▸ TO BE DONE
Only the number is wanted: count the lines in the data with "Gianni" in them.

◆ ◆ ◆ ◆ ◆

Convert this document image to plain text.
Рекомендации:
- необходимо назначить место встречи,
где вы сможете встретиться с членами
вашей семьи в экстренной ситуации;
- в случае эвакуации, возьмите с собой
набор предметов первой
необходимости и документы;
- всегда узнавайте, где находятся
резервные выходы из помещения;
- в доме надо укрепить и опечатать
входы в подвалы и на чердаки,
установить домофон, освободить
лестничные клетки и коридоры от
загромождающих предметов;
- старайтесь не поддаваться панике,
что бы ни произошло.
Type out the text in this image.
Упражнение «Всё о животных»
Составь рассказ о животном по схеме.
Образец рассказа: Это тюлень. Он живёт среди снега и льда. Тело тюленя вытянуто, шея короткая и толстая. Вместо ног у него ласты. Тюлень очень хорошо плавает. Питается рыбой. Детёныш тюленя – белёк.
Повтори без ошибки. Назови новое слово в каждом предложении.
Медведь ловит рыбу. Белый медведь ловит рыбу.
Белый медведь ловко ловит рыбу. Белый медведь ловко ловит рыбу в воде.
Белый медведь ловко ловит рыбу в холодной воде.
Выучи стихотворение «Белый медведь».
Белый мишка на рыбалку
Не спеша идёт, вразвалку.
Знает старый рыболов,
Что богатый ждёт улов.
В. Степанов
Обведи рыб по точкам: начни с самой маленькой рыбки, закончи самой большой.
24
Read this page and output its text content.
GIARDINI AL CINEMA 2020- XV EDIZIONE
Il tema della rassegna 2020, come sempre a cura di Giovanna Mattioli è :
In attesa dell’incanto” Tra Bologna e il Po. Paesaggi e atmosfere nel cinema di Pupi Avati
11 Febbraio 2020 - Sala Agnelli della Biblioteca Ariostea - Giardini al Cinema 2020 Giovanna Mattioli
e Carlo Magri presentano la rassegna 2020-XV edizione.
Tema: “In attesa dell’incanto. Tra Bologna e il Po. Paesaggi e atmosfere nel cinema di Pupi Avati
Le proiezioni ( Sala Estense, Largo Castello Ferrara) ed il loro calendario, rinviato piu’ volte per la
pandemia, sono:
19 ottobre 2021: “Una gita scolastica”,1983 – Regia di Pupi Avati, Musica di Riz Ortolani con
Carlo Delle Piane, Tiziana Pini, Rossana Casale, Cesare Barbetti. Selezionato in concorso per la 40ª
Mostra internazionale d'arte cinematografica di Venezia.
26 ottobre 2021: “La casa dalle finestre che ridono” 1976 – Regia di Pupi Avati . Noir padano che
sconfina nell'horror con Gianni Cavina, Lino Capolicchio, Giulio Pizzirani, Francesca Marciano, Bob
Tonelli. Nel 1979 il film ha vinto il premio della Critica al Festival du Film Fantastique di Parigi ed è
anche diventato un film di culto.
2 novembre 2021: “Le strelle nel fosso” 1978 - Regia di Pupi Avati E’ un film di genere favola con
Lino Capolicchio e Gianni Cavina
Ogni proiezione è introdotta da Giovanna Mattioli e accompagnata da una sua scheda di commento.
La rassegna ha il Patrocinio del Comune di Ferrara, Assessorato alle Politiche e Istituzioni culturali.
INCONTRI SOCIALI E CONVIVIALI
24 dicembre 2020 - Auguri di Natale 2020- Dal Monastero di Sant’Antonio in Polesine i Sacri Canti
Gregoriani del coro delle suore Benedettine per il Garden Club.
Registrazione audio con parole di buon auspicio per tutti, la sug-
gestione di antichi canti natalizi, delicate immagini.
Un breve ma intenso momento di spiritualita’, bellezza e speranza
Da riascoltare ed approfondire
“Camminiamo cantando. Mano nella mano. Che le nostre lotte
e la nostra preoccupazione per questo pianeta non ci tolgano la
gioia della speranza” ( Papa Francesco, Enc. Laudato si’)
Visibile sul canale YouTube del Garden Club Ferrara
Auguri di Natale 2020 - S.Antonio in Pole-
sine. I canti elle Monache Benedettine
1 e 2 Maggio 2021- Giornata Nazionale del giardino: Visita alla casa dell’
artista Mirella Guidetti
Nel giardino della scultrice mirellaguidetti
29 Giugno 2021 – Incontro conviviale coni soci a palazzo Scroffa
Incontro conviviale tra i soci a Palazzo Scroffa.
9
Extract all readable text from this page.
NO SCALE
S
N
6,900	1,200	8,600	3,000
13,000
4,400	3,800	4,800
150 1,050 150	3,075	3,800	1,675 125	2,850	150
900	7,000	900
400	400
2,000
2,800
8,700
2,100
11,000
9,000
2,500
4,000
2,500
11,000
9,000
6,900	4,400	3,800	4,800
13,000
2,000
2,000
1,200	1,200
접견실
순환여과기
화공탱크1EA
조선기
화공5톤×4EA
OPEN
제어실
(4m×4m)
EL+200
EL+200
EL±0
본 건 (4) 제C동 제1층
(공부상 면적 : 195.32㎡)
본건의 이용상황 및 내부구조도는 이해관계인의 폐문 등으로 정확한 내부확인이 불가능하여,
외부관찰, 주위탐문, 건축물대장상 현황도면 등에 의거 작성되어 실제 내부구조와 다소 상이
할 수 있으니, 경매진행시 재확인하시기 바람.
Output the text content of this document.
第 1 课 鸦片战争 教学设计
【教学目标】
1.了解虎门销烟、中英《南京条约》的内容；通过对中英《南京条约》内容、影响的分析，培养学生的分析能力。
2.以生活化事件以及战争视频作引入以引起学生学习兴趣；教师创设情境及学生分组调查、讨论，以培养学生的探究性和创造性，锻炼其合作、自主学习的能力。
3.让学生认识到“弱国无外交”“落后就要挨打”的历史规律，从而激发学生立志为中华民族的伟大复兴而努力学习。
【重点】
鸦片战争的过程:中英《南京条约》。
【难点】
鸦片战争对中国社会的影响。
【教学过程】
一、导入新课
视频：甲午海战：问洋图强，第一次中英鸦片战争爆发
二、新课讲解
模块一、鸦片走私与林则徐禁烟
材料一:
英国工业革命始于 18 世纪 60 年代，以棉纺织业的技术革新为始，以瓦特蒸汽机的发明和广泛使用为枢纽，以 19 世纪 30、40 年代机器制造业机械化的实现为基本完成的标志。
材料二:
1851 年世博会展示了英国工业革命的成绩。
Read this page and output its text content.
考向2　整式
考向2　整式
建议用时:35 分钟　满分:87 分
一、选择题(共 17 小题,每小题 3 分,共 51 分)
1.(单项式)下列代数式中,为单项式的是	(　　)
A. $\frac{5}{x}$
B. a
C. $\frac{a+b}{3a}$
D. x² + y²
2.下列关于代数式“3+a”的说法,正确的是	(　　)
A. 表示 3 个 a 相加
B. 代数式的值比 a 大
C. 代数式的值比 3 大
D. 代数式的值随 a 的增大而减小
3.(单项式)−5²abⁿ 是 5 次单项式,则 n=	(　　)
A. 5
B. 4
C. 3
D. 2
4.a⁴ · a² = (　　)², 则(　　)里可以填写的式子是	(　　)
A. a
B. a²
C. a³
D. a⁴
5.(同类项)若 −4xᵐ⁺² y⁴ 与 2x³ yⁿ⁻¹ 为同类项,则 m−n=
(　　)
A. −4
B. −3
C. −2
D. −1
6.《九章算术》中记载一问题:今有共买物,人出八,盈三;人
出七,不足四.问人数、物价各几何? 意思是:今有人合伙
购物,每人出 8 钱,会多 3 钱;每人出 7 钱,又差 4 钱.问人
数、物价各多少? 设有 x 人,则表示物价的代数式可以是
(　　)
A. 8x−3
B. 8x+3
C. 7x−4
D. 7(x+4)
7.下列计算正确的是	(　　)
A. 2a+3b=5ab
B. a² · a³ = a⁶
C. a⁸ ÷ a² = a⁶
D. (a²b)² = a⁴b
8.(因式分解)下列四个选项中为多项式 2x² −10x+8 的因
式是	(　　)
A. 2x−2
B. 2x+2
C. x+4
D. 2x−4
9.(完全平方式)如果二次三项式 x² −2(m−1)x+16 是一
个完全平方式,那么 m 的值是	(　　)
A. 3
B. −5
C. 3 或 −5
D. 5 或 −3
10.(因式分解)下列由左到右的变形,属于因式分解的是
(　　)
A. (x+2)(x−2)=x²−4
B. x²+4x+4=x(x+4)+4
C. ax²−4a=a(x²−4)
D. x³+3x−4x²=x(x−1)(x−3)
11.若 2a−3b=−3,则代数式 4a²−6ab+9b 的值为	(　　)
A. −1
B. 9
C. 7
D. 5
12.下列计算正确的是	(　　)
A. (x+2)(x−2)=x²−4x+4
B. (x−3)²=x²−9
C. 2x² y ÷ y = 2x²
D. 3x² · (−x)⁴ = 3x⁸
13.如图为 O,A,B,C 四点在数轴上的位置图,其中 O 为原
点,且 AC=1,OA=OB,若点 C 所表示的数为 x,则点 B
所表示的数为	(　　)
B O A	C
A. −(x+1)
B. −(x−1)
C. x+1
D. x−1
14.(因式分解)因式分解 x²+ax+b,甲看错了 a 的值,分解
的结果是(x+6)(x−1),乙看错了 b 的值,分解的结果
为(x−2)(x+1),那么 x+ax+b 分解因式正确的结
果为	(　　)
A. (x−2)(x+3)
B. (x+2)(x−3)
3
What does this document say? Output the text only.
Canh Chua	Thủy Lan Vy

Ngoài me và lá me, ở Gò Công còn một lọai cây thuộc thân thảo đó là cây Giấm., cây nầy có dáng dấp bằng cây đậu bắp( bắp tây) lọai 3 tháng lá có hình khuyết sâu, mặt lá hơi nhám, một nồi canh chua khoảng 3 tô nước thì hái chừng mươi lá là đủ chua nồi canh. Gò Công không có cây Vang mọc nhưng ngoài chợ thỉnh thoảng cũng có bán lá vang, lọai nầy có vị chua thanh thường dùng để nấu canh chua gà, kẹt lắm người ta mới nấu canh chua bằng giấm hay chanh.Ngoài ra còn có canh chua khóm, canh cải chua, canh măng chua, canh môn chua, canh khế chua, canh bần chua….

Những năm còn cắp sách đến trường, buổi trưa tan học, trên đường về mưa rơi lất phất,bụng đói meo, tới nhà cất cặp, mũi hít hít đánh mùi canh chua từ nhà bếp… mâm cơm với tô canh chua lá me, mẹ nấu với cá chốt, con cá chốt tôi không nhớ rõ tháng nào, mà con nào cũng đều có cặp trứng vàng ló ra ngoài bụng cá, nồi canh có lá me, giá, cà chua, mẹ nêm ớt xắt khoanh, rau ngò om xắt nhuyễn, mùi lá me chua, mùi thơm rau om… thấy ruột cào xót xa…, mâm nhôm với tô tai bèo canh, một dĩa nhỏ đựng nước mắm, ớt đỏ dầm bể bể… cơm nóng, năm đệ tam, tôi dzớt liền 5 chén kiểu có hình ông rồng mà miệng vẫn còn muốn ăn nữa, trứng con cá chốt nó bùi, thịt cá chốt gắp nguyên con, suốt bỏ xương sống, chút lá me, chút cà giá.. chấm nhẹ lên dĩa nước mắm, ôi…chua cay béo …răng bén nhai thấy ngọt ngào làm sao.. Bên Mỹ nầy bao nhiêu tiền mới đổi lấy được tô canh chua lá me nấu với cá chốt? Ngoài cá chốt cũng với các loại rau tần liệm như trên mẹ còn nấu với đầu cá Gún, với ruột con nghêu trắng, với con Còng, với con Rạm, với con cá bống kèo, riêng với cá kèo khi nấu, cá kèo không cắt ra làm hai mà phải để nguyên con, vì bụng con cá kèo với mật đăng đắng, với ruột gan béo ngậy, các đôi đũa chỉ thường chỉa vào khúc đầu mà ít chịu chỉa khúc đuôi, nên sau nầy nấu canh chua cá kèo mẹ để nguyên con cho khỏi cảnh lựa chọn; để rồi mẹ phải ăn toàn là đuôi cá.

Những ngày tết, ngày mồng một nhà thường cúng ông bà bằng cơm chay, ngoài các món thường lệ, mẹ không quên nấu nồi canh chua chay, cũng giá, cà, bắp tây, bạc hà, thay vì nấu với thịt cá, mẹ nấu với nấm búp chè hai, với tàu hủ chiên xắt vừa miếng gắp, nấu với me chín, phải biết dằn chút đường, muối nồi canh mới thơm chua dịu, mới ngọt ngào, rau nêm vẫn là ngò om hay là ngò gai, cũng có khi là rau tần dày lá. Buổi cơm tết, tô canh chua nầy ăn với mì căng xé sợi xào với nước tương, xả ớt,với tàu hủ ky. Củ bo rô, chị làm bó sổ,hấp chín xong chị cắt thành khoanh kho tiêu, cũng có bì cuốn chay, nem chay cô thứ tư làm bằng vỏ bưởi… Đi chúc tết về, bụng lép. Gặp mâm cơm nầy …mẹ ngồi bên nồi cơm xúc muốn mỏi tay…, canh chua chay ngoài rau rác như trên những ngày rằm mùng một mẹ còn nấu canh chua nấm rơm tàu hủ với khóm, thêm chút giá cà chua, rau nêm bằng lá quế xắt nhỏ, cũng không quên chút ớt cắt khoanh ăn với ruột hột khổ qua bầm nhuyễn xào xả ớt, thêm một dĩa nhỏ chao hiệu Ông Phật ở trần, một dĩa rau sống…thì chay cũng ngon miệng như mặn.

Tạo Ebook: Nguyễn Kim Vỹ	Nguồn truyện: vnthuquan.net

◆ ◆ ◆ ◆ ◆

▸ WRITTEN SOLUTION
2